BEGIN Document text
Reading

Research on Reasoning Consistency in Knowledge Distillation: Are Compressed Models 'Thinking' Correctly?

This article deeply analyzes an empirical study on reasoning consistency in knowledge distillation. Through GradCAM saliency maps, CKA representation alignment, and calibration analysis, it reveals key findings about the decoupling of accuracy and reasoning consistency during model compression.

知识蒸馏推理一致性模型压缩GradCAMCKA模型校准捷径学习边缘部署可信度温度参数

Published 2026-05-01 21:47Recent activity 2026-05-01 22:22Estimated read 7 min

Research on Reasoning Consistency in Knowledge Distillation: Are Compressed Models 'Thinking' Correctly?

Section 01

Introduction: Reasoning Consistency in Knowledge Distillation—Are Compressed Models 'Thinking' Correctly?

This article focuses on a core overlooked issue in knowledge distillation technology: when the compressed student model and the teacher model give the same answer, do they rely on the same reasoning logic? Through three dimensions—GradCAM saliency map comparison, CKA representation alignment, and calibration analysis—it reveals the key phenomenon of decoupling between accuracy and reasoning consistency, providing a new perspective for model evaluation in edge AI deployment.
END Document text
BEGIN Extracted data
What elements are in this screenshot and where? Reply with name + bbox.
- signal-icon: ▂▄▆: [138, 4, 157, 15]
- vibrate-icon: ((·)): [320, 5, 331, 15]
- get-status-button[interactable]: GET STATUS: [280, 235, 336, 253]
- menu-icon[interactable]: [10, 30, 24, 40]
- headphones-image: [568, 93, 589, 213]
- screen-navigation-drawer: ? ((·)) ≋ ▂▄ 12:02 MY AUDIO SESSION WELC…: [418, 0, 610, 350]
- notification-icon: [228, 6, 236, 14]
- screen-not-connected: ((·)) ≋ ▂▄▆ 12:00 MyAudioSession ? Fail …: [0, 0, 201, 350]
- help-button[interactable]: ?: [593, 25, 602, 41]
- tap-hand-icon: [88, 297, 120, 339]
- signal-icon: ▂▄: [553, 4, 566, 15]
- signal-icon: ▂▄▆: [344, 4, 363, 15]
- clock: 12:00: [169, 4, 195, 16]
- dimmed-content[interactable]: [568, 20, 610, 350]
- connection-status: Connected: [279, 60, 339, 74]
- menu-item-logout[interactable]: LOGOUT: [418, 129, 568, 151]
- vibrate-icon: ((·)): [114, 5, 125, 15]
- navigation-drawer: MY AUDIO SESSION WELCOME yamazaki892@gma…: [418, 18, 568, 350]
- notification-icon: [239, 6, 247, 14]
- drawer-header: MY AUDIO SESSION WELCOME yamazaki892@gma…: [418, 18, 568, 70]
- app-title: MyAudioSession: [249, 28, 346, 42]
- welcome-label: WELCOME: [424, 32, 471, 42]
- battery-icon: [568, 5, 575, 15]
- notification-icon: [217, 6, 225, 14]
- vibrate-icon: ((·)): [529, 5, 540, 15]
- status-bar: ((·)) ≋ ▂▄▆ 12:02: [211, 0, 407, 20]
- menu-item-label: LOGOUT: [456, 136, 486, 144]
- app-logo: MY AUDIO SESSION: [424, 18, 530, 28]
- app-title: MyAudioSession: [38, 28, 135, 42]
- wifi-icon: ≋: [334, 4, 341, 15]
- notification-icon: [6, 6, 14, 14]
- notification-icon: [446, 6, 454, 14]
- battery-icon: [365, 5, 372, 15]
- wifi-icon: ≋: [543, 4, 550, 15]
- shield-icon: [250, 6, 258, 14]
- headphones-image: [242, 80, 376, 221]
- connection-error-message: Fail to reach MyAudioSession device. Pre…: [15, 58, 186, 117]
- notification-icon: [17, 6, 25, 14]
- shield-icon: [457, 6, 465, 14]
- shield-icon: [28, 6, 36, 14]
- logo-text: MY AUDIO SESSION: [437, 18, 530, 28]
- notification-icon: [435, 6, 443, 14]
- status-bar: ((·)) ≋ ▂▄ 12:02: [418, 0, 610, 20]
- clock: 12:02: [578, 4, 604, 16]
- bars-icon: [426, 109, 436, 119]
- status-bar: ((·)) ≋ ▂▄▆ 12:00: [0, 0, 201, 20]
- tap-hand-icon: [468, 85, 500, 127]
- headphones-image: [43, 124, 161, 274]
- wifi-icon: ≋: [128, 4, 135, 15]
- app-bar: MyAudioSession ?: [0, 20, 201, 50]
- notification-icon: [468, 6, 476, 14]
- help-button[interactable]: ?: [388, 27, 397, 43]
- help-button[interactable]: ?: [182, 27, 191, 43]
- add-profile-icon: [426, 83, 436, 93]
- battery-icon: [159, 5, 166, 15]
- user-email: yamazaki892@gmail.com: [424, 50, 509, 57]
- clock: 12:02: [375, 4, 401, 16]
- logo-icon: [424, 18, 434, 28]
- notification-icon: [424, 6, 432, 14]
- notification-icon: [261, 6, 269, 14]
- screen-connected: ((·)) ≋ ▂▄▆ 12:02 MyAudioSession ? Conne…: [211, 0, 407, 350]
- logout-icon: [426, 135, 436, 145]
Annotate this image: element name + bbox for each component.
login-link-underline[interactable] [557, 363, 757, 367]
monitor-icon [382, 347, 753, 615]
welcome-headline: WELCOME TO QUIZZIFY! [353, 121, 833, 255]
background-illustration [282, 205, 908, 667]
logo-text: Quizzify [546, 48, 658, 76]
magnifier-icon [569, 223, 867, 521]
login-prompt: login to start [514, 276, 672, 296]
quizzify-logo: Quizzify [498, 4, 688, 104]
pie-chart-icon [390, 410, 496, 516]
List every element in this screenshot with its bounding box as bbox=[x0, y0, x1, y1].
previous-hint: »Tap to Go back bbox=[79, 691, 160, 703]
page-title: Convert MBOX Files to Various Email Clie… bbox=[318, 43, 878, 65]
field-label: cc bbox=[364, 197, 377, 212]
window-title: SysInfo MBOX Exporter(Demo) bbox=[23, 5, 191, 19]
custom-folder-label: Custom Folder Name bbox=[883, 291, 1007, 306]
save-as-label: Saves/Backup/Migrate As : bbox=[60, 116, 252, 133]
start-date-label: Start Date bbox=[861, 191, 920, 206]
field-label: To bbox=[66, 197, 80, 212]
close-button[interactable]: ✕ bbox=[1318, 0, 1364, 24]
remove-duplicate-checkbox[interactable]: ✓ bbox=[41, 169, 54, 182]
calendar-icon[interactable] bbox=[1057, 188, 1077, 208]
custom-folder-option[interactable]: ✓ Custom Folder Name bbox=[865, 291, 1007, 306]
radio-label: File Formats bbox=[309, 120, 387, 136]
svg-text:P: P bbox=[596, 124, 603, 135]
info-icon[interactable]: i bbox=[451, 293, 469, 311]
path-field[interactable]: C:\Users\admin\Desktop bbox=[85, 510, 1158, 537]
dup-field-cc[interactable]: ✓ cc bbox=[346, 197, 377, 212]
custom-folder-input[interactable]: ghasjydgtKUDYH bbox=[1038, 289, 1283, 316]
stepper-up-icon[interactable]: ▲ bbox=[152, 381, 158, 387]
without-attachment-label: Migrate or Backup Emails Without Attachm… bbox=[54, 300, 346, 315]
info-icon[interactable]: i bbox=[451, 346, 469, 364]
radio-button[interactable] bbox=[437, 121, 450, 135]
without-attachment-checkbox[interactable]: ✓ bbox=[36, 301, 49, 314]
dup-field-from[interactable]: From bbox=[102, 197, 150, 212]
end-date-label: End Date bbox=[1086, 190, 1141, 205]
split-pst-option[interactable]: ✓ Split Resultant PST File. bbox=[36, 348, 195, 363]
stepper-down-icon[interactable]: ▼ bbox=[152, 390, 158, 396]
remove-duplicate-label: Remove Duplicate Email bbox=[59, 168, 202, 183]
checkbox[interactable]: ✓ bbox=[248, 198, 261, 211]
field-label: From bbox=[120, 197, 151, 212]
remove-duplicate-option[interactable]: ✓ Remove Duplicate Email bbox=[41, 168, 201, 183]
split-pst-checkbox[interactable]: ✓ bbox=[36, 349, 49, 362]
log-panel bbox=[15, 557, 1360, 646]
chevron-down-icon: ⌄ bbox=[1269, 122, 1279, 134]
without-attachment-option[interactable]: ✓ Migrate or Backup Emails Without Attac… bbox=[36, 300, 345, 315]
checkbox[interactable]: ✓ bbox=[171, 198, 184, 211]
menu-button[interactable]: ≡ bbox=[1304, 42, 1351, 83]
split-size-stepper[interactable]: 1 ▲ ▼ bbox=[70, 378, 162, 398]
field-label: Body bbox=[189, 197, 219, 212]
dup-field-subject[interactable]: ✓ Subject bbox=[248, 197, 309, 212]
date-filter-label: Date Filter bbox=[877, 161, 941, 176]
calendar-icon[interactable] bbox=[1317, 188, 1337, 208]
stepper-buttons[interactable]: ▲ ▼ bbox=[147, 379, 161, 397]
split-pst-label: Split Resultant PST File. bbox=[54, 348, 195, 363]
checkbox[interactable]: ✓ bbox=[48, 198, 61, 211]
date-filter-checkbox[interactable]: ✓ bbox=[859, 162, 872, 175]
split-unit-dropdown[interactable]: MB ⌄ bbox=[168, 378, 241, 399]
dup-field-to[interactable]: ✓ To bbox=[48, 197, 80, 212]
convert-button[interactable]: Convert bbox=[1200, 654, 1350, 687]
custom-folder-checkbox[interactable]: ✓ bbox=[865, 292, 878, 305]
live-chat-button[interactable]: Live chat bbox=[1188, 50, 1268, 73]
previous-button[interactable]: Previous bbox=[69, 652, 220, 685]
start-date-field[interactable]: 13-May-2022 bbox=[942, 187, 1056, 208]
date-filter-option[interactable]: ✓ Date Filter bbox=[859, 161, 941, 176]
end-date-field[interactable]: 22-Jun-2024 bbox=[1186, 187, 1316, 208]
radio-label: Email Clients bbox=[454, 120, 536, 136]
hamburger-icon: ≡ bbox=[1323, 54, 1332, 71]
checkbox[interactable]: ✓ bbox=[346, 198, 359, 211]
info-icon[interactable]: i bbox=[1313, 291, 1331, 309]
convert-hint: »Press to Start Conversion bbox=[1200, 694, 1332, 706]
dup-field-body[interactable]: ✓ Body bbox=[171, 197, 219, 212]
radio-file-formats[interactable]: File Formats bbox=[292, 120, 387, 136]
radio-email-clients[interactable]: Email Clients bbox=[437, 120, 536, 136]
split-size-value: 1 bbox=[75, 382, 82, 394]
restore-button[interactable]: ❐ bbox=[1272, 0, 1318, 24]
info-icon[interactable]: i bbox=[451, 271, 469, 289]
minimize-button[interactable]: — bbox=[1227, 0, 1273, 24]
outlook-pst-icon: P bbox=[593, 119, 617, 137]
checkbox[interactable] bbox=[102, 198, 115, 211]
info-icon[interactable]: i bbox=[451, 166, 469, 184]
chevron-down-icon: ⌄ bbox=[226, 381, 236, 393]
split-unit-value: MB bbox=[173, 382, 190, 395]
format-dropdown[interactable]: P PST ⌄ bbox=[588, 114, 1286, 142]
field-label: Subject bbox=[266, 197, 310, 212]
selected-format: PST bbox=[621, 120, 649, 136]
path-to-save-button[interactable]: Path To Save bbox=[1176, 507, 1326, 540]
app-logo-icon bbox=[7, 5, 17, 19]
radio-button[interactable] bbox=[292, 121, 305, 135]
END Extracted data
Activity list:
1: Reproduce the part of the knowledge distillation article from "Introduction: Reasoning Consistency" up to and including "edge AI deployment.".
2: Answer these questions using the knowledge distillation article.
(a) What estimated reading time does the article list?
(b) Which three analyses does the article use to study reasoning consistency?
(c) For model evaluation in what kind of deployment does the article say it provides a new perspective?
The records are separate material and have nothing to do with the knowledge distillation article.

Completed exercise:
1:
Introduction: Reasoning Consistency in Knowledge Distillation—Are Compressed Models 'Thinking' Correctly?

This article focuses on a core overlooked issue in knowledge distillation technology: when the compressed student model and the teacher model give the same answer, do they rely on the same reasoning logic? Through three dimensions—GradCAM saliency map comparison, CKA representation alignment, and calibration analysis—it reveals the key phenomenon of decoupling between accuracy and reasoning consistency, providing a new perspective for model evaluation in edge AI deployment.

2:
(a) 7 minutes.
(b) GradCAM saliency map comparison, CKA representation alignment, and calibration analysis.
(c) Edge AI deployment.